START Records to process
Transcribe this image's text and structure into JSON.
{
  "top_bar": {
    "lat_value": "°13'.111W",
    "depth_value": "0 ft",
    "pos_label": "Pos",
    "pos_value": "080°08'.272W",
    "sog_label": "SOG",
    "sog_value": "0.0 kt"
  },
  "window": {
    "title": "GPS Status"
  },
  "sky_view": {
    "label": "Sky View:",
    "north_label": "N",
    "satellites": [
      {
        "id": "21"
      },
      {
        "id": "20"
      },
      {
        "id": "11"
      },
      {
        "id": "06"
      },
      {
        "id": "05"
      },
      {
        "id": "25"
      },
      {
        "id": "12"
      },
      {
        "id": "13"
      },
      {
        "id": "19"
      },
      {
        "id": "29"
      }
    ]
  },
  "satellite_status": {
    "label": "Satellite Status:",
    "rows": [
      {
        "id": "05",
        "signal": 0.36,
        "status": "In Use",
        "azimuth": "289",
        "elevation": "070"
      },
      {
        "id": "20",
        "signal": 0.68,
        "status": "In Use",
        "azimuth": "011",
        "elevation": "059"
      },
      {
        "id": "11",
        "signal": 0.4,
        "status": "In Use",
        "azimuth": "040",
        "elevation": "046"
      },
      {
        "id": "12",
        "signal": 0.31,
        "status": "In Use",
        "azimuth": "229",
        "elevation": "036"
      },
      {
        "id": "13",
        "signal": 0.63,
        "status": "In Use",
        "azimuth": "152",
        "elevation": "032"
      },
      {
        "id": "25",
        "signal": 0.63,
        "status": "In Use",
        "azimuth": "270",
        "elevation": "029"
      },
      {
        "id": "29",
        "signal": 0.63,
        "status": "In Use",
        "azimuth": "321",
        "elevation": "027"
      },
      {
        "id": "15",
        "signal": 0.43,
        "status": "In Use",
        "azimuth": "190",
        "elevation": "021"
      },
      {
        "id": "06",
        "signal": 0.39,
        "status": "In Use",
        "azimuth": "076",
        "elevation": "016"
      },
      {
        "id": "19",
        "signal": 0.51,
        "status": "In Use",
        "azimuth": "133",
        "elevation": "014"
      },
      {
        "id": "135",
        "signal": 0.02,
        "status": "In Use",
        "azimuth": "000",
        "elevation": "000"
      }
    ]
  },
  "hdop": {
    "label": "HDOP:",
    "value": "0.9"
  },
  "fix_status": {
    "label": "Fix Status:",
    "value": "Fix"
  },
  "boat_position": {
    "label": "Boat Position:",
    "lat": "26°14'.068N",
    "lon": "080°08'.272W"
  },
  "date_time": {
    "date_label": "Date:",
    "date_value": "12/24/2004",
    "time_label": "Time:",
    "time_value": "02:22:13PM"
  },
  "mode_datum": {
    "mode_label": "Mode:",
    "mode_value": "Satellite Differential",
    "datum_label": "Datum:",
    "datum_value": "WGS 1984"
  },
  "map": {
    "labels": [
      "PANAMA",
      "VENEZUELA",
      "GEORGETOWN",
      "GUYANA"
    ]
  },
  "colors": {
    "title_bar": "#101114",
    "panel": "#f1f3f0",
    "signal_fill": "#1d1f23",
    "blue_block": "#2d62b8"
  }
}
END Records to process
### The request
Output each entry precisely as given.

### Written answer
Transcribe this image's text and structure into JSON.
{
  "top_bar": {
    "lat_value": "°13'.111W",
    "depth_value": "0 ft",
    "pos_label": "Pos",
    "pos_value": "080°08'.272W",
    "sog_label": "SOG",
    "sog_value": "0.0 kt"
  },
  "window": {
    "title": "GPS Status"
  },
  "sky_view": {
    "label": "Sky View:",
    "north_label": "N",
    "satellites": [
      {
        "id": "21"
      },
      {
        "id": "20"
      },
      {
        "id": "11"
      },
      {
        "id": "06"
      },
      {
        "id": "05"
      },
      {
        "id": "25"
      },
      {
        "id": "12"
      },
      {
        "id": "13"
      },
      {
        "id": "19"
      },
      {
        "id": "29"
      }
    ]
  },
  "satellite_status": {
    "label": "Satellite Status:",
    "rows": [
      {
        "id": "05",
        "signal": 0.36,
        "status": "In Use",
        "azimuth": "289",
        "elevation": "070"
      },
      {
        "id": "20",
        "signal": 0.68,
        "status": "In Use",
        "azimuth": "011",
        "elevation": "059"
      },
      {
        "id": "11",
        "signal": 0.4,
        "status": "In Use",
        "azimuth": "040",
        "elevation": "046"
      },
      {
        "id": "12",
        "signal": 0.31,
        "status": "In Use",
        "azimuth": "229",
        "elevation": "036"
      },
      {
        "id": "13",
        "signal": 0.63,
        "status": "In Use",
        "azimuth": "152",
        "elevation": "032"
      },
      {
        "id": "25",
        "signal": 0.63,
        "status": "In Use",
        "azimuth": "270",
        "elevation": "029"
      },
      {
        "id": "29",
        "signal": 0.63,
        "status": "In Use",
        "azimuth": "321",
        "elevation": "027"
      },
      {
        "id": "15",
        "signal": 0.43,
        "status": "In Use",
        "azimuth": "190",
        "elevation": "021"
      },
      {
        "id": "06",
        "signal": 0.39,
        "status": "In Use",
        "azimuth": "076",
        "elevation": "016"
      },
      {
        "id": "19",
        "signal": 0.51,
        "status": "In Use",
        "azimuth": "133",
        "elevation": "014"
      },
      {
        "id": "135",
        "signal": 0.02,
        "status": "In Use",
        "azimuth": "000",
        "elevation": "000"
      }
    ]
  },
  "hdop": {
    "label": "HDOP:",
    "value": "0.9"
  },
  "fix_status": {
    "label": "Fix Status:",
    "value": "Fix"
  },
  "boat_position": {
    "label": "Boat Position:",
    "lat": "26°14'.068N",
    "lon": "080°08'.272W"
  },
  "date_time": {
    "date_label": "Date:",
    "date_value": "12/24/2004",
    "time_label": "Time:",
    "time_value": "02:22:13PM"
  },
  "mode_datum": {
    "mode_label": "Mode:",
    "mode_value": "Satellite Differential",
    "datum_label": "Datum:",
    "datum_value": "WGS 1984"
  },
  "map": {
    "labels": [
      "PANAMA",
      "VENEZUELA",
      "GEORGETOWN",
      "GUYANA"
    ]
  },
  "colors": {
    "title_bar": "#101114",
    "panel": "#f1f3f0",
    "signal_fill": "#1d1f23",
    "blue_block": "#2d62b8"
  }
}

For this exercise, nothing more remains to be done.